▶ Given instruction:
Write out each line word for word. Drop pictures.

▶ Data lines:
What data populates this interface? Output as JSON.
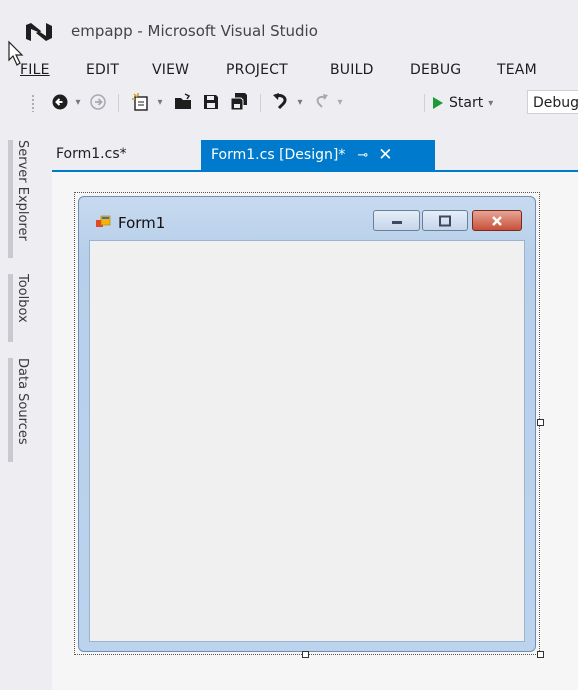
{
  "window": {
    "title": "empapp - Microsoft Visual Studio"
  },
  "menu": {
    "items": [
      {
        "label": "FILE",
        "mnemonic": "F"
      },
      {
        "label": "EDIT",
        "mnemonic": "E"
      },
      {
        "label": "VIEW",
        "mnemonic": "V"
      },
      {
        "label": "PROJECT",
        "mnemonic": "P"
      },
      {
        "label": "BUILD",
        "mnemonic": "B"
      },
      {
        "label": "DEBUG",
        "mnemonic": "D"
      },
      {
        "label": "TEAM",
        "mnemonic": "M"
      }
    ]
  },
  "toolbar": {
    "start_label": "Start",
    "config_value": "Debug",
    "icons": [
      "back-icon",
      "forward-icon",
      "new-project-icon",
      "open-file-icon",
      "save-icon",
      "save-all-icon",
      "undo-icon",
      "redo-icon",
      "start-icon"
    ]
  },
  "side_panels": [
    "Server Explorer",
    "Toolbox",
    "Data Sources"
  ],
  "tabs": [
    {
      "label": "Form1.cs*",
      "active": false
    },
    {
      "label": "Form1.cs [Design]*",
      "active": true
    }
  ],
  "form": {
    "title": "Form1"
  },
  "colors": {
    "accent": "#007acc",
    "background": "#eeeef2",
    "form_frame": "#b9d1ea",
    "close_button": "#c8503a"
  }
}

▶ Result of this task:
What data populates this interface? Output as JSON.
{
  "window": {
    "title": "empapp - Microsoft Visual Studio"
  },
  "menu": {
    "items": [
      {
        "label": "FILE",
        "mnemonic": "F"
      },
      {
        "label": "EDIT",
        "mnemonic": "E"
      },
      {
        "label": "VIEW",
        "mnemonic": "V"
      },
      {
        "label": "PROJECT",
        "mnemonic": "P"
      },
      {
        "label": "BUILD",
        "mnemonic": "B"
      },
      {
        "label": "DEBUG",
        "mnemonic": "D"
      },
      {
        "label": "TEAM",
        "mnemonic": "M"
      }
    ]
  },
  "toolbar": {
    "start_label": "Start",
    "config_value": "Debug",
    "icons": [
      "back-icon",
      "forward-icon",
      "new-project-icon",
      "open-file-icon",
      "save-icon",
      "save-all-icon",
      "undo-icon",
      "redo-icon",
      "start-icon"
    ]
  },
  "side_panels": [
    "Server Explorer",
    "Toolbox",
    "Data Sources"
  ],
  "tabs": [
    {
      "label": "Form1.cs*",
      "active": false
    },
    {
      "label": "Form1.cs [Design]*",
      "active": true
    }
  ],
  "form": {
    "title": "Form1"
  },
  "colors": {
    "accent": "#007acc",
    "background": "#eeeef2",
    "form_frame": "#b9d1ea",
    "close_button": "#c8503a"
  }
}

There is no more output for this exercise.